Document text »

Linux-Fsdevel Archive on lore.kernel.org
help / color / mirror / Atom feed
From: Gabriel Krisman Bertazi <krisman@collabora.co.uk>
To: tytso@mit.edu, david@fromorbit.com, bpm@sgi.com, olaf@sgi.com
Cc: linux-ext4@vger.kernel.org, linux-fsdevel@vger.kernel.org,
	kernel@lists.collabora.co.uk, alvaro.soliverez@collabora.co.uk,
	Gabriel Krisman Bertazi <krisman@collabora.co.uk>
Subject: [PATCH RFC 00/13] UTF-8 case insensitive lookups for EXT4
Date: Fri, 12 Jan 2018 05:12:21 -0200	[thread overview]
Message-ID: <20180112071234.29470-1-krisman@collabora.co.uk> (raw)

Hi,

In the past few months, I've been working to support case-insensitive
lookups of utf8 encoded strings, primarily for EXT4, and then for other
filesystems.  This RFC uses the awesome UTF8 normalization
implementation done by the SGI guys in 2014, namely Olaf Weber and Ben
Myers, but it, unfortunately, never went upstream.  That SGI effort was
made of 3 versions of an RFC submitted to this list, and the last
version was archived below:

https://www.spinics.net/lists/xfs/msg30069.html

For normalization support, I basically rebased those patches and
addressed the issues that where raised on the list at that time.  I also
implemented an extension to do some testing of the exported functions in
kernelspace, to make sure we can catch regressions early.  Obviously,
more tests are needed, particularly for Hangul alorithmic decomposition.

Material »
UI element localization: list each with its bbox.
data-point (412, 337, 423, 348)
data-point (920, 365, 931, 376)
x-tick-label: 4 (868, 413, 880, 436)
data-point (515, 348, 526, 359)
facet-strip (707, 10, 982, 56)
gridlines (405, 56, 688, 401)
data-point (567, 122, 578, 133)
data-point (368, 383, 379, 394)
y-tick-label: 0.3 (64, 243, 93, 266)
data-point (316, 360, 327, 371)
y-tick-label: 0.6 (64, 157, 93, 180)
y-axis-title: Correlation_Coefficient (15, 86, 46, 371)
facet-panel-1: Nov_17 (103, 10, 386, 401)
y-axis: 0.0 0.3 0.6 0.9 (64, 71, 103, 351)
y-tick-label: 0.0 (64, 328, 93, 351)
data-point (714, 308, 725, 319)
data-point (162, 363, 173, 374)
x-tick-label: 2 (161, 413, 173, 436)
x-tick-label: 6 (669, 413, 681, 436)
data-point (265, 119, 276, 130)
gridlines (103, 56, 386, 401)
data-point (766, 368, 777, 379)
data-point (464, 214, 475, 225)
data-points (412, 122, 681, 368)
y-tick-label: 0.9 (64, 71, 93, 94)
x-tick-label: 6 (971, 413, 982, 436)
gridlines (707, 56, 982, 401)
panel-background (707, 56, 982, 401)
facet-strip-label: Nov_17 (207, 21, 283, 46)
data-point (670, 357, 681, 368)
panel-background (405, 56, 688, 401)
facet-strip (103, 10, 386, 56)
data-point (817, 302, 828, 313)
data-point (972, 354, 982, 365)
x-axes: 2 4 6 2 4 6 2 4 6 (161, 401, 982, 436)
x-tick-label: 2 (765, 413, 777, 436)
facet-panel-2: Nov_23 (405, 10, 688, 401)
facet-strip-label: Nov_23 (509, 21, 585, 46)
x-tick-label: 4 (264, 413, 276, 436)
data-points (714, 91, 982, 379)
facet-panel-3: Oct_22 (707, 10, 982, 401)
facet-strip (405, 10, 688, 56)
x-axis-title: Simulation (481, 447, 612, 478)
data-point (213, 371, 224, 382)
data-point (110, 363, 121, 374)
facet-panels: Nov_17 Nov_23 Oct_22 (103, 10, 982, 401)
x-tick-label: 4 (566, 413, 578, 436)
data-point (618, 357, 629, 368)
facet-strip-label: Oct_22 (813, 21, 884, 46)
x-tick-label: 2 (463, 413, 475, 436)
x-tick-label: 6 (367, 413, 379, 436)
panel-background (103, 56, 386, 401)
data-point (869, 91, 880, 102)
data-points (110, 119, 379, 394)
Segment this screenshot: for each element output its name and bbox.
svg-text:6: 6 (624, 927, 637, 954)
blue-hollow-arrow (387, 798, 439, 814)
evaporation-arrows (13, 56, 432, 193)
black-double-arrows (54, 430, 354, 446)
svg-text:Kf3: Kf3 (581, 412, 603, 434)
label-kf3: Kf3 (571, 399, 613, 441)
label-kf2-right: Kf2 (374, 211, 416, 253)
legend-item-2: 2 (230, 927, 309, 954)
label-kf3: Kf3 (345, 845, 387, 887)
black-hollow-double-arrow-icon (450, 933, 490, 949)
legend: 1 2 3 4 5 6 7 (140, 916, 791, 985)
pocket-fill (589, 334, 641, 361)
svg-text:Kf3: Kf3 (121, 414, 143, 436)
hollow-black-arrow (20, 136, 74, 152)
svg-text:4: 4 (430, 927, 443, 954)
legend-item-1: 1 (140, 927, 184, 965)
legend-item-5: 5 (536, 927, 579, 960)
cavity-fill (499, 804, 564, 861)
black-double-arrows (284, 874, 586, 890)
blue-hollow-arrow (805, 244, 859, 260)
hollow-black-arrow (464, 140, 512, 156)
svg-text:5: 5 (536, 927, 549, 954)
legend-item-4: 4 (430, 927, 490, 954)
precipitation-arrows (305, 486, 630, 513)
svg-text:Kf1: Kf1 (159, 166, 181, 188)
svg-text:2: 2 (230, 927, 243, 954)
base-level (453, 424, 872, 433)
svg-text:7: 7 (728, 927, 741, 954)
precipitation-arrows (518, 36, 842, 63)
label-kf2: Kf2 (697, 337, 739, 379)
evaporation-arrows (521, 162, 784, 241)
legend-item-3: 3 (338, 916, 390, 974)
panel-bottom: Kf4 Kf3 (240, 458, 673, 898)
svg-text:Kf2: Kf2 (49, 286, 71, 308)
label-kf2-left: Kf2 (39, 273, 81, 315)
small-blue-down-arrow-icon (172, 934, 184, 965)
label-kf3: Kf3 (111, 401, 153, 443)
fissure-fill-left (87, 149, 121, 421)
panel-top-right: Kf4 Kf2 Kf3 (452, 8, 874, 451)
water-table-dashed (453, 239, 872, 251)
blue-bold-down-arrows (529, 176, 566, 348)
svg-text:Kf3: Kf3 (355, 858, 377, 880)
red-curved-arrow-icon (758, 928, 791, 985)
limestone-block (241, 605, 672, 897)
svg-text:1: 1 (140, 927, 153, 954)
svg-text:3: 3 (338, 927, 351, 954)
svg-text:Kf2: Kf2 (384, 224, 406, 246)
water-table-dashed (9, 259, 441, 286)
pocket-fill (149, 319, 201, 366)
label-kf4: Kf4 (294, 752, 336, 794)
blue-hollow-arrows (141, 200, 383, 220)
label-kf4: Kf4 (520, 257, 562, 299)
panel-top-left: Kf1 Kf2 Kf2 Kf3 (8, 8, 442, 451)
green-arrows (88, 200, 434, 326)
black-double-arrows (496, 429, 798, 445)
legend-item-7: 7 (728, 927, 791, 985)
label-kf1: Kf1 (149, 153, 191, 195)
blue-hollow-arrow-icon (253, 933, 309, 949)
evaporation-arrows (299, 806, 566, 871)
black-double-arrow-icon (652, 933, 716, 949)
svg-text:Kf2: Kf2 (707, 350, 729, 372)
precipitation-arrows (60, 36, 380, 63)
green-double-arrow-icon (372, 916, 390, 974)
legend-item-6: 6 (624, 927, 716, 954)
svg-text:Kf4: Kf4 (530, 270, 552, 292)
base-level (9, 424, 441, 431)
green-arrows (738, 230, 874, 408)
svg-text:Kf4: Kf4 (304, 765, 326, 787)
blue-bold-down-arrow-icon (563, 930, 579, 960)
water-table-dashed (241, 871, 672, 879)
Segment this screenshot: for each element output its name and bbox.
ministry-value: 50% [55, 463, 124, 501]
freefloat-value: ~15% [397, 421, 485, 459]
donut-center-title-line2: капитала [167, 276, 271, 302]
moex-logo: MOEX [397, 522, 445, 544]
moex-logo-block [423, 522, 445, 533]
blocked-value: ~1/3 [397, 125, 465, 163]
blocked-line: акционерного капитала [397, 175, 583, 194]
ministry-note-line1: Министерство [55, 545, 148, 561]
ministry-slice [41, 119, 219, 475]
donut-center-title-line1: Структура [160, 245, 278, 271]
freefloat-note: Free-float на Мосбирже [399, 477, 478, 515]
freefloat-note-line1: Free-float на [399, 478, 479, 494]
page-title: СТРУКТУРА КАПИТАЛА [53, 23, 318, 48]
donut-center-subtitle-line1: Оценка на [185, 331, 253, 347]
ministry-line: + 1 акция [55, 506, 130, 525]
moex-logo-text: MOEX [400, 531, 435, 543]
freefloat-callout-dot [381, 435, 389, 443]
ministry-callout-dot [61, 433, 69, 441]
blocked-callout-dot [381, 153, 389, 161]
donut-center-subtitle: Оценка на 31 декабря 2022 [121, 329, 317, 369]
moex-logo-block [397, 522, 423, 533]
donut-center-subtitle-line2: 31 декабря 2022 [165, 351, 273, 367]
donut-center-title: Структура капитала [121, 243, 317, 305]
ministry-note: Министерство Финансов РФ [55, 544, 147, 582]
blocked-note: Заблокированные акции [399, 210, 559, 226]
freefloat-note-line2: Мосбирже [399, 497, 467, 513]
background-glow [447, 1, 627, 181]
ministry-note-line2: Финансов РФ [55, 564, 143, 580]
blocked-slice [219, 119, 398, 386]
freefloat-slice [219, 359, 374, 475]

Exercise set »
1. Rewrite the paragraph of the EXT4 patch announcement that begins "For normalization support" as a short bulleted list, keeping its main facts.
2. According to the EXT4 patch announcement, who did the 2014 UTF8 normalization implementation that this RFC uses?
3. Pick up the EXT4 patch announcement after its last sentence and carry it on for another paragraph or two.

Results for the exercise »
1.
- The earlier normalization patches were rebased, and the issues raised on the list at that time were addressed.
- An extension was added to test the exported functions in kernelspace so regressions can be caught early.
- More tests are still needed, particularly for Hangul algorithmic decomposition.

2. Olaf Weber and Ben Myers of SGI.

3.
Like the original submission from Ben, I excluded the commit that
includes the generated header file and unicode files because they are
too big and would bounce the list.  Instead, instructions on fetching
and generating the files are documented in the commit message.

An important difference to the original SGI patches is that I have
introduced a midlayer API between the low-level normalization code and
the userfilesystem usercode.  The goal is to hide implementation details
behind a more simple interface of strncmp()/strcasecmp()-like functions,
as well as a more specific casefold() operation, which implements the
behavior defined by the unicode spec.  This reduces filesystem changes
to a minimal.  As a quick example, the fs code can load a struct
charset, which is decided by the encoding mount parameter or sb
information and then call the helpers charset_strncmp or
charset_strncasecmp when matching names.

This implementation has an obvious intersection with the NLS code
already in the kernel.  It holds a few differences, though, like
implementing some higher-level functions instead of toupper/tolower
functions, which are not enough for full caseless comparison, and it
also supports versioning of the encoding, which is required to ensure
stability of case-folding operations.  If the community understands we
should merge these changes back to the NLS code, I can work on it, but
it should require some reworking on how the NLS system is implemented.

The charsets code doesn't do any locking on the module or refcounts the
registered encoding modules yet.  I was assuming I would be asked to
merge it into NLS, so I would rather discuss this change first, rather
than polish final details in advance.

The ext4 insensitive-lookup doesn't require any on-disk changes.  It has
a performance hit for huge directories since if the lookup doesn't use
the exact case, we will fallback to linear search.  This is a
performance problem, but it feels acceptable for now.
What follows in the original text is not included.